Exercise brief — Leave out the pictures and transcribe everything else exactly.

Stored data
+++

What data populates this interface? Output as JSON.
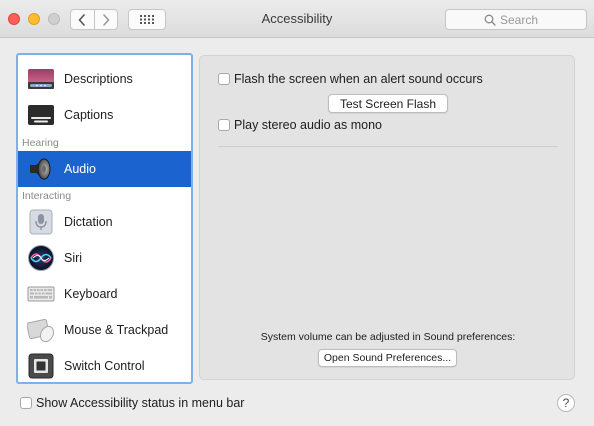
{
  "window": {
    "title": "Accessibility"
  },
  "toolbar": {
    "back_icon": "chevron-left-icon",
    "forward_icon": "chevron-right-icon",
    "grid_icon": "grid-icon"
  },
  "search": {
    "placeholder": "Search",
    "value": "",
    "icon": "search-icon"
  },
  "sidebar": {
    "items": [
      {
        "label": "Descriptions",
        "icon": "descriptions-icon",
        "selected": false
      },
      {
        "label": "Captions",
        "icon": "captions-icon",
        "selected": false
      },
      {
        "label": "Audio",
        "icon": "speaker-icon",
        "selected": true
      },
      {
        "label": "Dictation",
        "icon": "microphone-icon",
        "selected": false
      },
      {
        "label": "Siri",
        "icon": "siri-icon",
        "selected": false
      },
      {
        "label": "Keyboard",
        "icon": "keyboard-icon",
        "selected": false
      },
      {
        "label": "Mouse & Trackpad",
        "icon": "mouse-trackpad-icon",
        "selected": false
      },
      {
        "label": "Switch Control",
        "icon": "switch-control-icon",
        "selected": false
      }
    ],
    "headers": {
      "hearing": "Hearing",
      "interacting": "Interacting"
    }
  },
  "audio": {
    "flash_label": "Flash the screen when an alert sound occurs",
    "flash_checked": false,
    "test_flash_button": "Test Screen Flash",
    "mono_label": "Play stereo audio as mono",
    "mono_checked": false,
    "volume_note": "System volume can be adjusted in Sound preferences:",
    "open_sound_button": "Open Sound Preferences..."
  },
  "footer": {
    "status_label": "Show Accessibility status in menu bar",
    "status_checked": false,
    "help_label": "?"
  },
  "colors": {
    "selection": "#1b64d0",
    "sidebar_focus_ring": "#7fb0e6",
    "close": "#fd5f57",
    "minimize": "#febc2e",
    "zoom_inactive": "#cfcfcf"
  }
}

+++

Solved problem —
What data populates this interface? Output as JSON.
{
  "window": {
    "title": "Accessibility"
  },
  "toolbar": {
    "back_icon": "chevron-left-icon",
    "forward_icon": "chevron-right-icon",
    "grid_icon": "grid-icon"
  },
  "search": {
    "placeholder": "Search",
    "value": "",
    "icon": "search-icon"
  },
  "sidebar": {
    "items": [
      {
        "label": "Descriptions",
        "icon": "descriptions-icon",
        "selected": false
      },
      {
        "label": "Captions",
        "icon": "captions-icon",
        "selected": false
      },
      {
        "label": "Audio",
        "icon": "speaker-icon",
        "selected": true
      },
      {
        "label": "Dictation",
        "icon": "microphone-icon",
        "selected": false
      },
      {
        "label": "Siri",
        "icon": "siri-icon",
        "selected": false
      },
      {
        "label": "Keyboard",
        "icon": "keyboard-icon",
        "selected": false
      },
      {
        "label": "Mouse & Trackpad",
        "icon": "mouse-trackpad-icon",
        "selected": false
      },
      {
        "label": "Switch Control",
        "icon": "switch-control-icon",
        "selected": false
      }
    ],
    "headers": {
      "hearing": "Hearing",
      "interacting": "Interacting"
    }
  },
  "audio": {
    "flash_label": "Flash the screen when an alert sound occurs",
    "flash_checked": false,
    "test_flash_button": "Test Screen Flash",
    "mono_label": "Play stereo audio as mono",
    "mono_checked": false,
    "volume_note": "System volume can be adjusted in Sound preferences:",
    "open_sound_button": "Open Sound Preferences..."
  },
  "footer": {
    "status_label": "Show Accessibility status in menu bar",
    "status_checked": false,
    "help_label": "?"
  },
  "colors": {
    "selection": "#1b64d0",
    "sidebar_focus_ring": "#7fb0e6",
    "close": "#fd5f57",
    "minimize": "#febc2e",
    "zoom_inactive": "#cfcfcf"
  }
}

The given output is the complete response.